▶ [Выбранный отрывок]:
• • • • •
Он единственный мог работать без перерыва вообще. Он и был в этом смысле сверхчеловеком. Вместо обеда, испытывающий приступы боли в ноге, он глотал горстями обезболивающее… Я видела, как операторы, по многу часов державшие фокус, отрывались от своих видоискателей и по очереди ложились на пол в попытках снять мышечные спазмы в спине, а он продолжал. Я видела, как теряли нить слушатели (мы все, присутствовавшие на площадке), тупея от усталости и бездвижности, но не он – он продолжал!.. В конце дня, как только камеры выключались, его лицо сползало в маску без какого бы то ни было выражения, и он уже с трудом мог встать. А на утро история повторялась.
• • • • •
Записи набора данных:
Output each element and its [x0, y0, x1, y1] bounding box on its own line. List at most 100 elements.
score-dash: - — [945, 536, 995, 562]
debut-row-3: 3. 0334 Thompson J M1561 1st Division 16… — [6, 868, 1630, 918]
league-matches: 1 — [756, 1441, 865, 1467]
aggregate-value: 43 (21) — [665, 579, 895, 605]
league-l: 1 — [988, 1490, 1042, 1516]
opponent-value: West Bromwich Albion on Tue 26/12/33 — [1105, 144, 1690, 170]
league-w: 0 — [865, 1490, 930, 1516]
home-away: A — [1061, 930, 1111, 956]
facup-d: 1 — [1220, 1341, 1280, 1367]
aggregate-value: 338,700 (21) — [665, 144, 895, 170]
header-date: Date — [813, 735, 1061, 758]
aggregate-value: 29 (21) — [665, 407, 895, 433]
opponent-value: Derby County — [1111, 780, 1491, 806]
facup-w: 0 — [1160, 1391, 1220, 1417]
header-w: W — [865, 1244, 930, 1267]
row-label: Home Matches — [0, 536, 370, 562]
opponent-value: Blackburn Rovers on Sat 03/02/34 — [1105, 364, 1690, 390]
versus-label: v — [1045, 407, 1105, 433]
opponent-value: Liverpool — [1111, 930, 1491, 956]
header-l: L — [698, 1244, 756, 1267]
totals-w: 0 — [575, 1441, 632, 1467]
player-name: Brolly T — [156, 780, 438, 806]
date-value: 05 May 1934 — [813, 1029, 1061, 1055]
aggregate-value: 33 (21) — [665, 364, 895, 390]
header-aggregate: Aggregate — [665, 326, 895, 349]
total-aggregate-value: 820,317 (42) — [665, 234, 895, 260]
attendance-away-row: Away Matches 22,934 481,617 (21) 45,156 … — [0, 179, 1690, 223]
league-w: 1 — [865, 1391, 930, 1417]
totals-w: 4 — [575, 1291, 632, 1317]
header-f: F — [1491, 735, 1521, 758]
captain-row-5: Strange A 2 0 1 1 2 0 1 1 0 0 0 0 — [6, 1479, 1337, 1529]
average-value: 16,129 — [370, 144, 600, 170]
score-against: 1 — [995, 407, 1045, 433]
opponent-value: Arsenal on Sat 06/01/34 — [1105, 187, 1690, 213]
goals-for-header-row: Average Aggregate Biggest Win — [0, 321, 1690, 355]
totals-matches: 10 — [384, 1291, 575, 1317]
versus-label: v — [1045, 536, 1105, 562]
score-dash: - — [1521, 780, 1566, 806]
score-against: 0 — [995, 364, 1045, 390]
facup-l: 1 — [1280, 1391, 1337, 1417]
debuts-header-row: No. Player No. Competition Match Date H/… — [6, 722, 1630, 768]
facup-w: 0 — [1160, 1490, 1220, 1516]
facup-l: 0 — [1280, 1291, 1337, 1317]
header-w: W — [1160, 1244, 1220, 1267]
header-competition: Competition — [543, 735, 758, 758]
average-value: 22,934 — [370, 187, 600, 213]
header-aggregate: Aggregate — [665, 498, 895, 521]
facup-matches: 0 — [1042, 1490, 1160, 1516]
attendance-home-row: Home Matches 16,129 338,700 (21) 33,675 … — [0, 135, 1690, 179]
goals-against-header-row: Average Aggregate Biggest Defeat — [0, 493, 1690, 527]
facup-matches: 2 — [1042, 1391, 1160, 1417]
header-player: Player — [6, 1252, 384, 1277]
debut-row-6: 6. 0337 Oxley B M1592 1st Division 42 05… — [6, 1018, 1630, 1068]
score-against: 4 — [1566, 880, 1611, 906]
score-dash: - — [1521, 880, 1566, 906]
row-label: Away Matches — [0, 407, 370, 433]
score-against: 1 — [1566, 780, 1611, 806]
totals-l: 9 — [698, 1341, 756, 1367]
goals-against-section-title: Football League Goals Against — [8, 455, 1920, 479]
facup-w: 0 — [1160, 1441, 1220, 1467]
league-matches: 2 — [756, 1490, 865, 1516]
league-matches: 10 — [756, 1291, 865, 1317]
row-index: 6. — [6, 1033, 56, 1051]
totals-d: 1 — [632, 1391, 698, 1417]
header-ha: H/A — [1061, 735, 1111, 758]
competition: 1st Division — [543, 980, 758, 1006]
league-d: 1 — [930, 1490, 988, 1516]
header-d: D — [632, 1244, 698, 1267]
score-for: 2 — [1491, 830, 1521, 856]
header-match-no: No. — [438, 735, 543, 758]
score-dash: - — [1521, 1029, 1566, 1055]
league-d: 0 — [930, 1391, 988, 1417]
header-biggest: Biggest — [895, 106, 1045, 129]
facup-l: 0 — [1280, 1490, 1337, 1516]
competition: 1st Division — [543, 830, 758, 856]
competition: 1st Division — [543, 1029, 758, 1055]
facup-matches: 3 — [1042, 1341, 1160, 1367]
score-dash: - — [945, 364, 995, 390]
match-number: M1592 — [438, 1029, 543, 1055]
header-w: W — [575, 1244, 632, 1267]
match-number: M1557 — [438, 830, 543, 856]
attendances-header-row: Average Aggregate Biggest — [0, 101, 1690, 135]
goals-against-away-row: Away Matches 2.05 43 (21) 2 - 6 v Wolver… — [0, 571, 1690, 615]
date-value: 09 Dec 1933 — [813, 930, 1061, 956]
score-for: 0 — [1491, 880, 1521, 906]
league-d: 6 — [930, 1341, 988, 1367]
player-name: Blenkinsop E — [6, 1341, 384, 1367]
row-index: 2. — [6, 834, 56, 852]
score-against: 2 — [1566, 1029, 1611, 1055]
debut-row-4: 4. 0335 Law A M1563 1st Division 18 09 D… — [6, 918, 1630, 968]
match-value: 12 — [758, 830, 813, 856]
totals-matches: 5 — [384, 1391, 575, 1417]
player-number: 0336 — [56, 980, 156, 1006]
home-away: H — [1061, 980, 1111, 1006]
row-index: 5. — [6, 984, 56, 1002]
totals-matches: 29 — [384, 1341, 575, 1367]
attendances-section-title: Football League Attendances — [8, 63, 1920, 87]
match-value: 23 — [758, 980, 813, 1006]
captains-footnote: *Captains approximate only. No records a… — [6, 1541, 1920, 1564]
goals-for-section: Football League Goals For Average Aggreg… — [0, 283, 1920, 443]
• • • • •
Объясните по выбранному отрывку, зачем операторы по очереди ложились на пол. Ответ уложите в одно–три предложения.

▶ [Результат задания]: Операторы много часов подряд держали фокус. Поэтому они ложились на пол, пытаясь снять мышечные спазмы в спине.